● **GIVEN INSTRUCTION**:
Filter out everything except lines holding "Попов".

— Start of AVAILABLE DATA —

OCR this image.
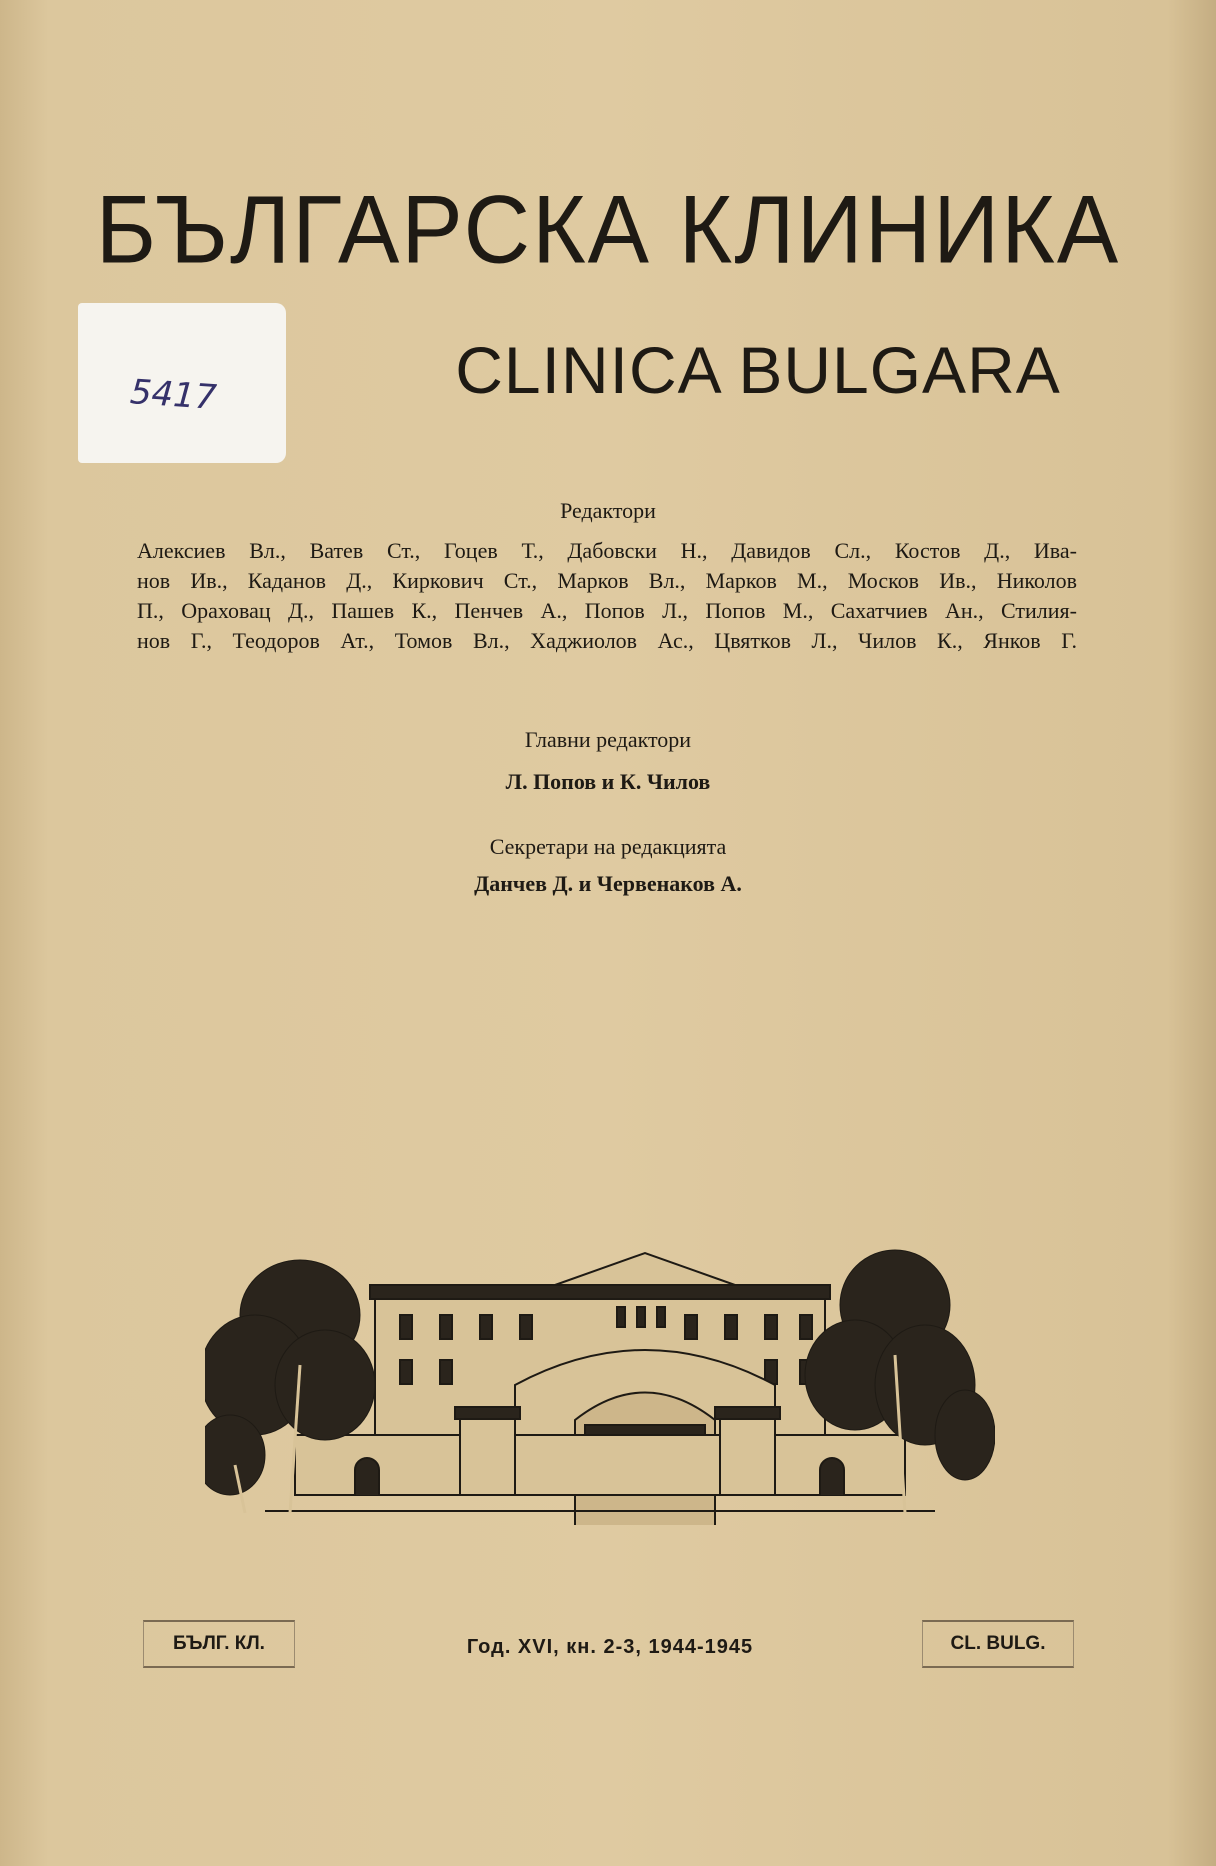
БЪЛГАРСКА КЛИНИКА
5417	CLINICA BULGARA
Редактори
Алексиев Вл., Ватев Ст., Гоцев Т., Дабовски Н., Давидов Сл., Костов Д., Ива-
нов Ив., Каданов Д., Киркович Ст., Марков Вл., Марков М., Москов Ив., Николов
П., Ораховац Д., Пашев К., Пенчев А., Попов Л., Попов М., Сахатчиев Ан., Стилия-
нов Г., Теодоров Ат., Томов Вл., Хаджиолов Ас., Цвятков Л., Чилов К., Янков Г.
Главни редактори
Л. Попов и К. Чилов
Секретари на редакцията
Данчев Д. и Червенаков А.
БЪЛГ. КЛ.	Год. XVI, кн. 2-3, 1944-1945	CL. BULG.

— End of AVAILABLE DATA —

● **COMPLETE ANSWER**:
П., Ораховац Д., Пашев К., Пенчев А., Попов Л., Попов М., Сахатчиев Ан., Стилия-
Л. Попов и К. Чилов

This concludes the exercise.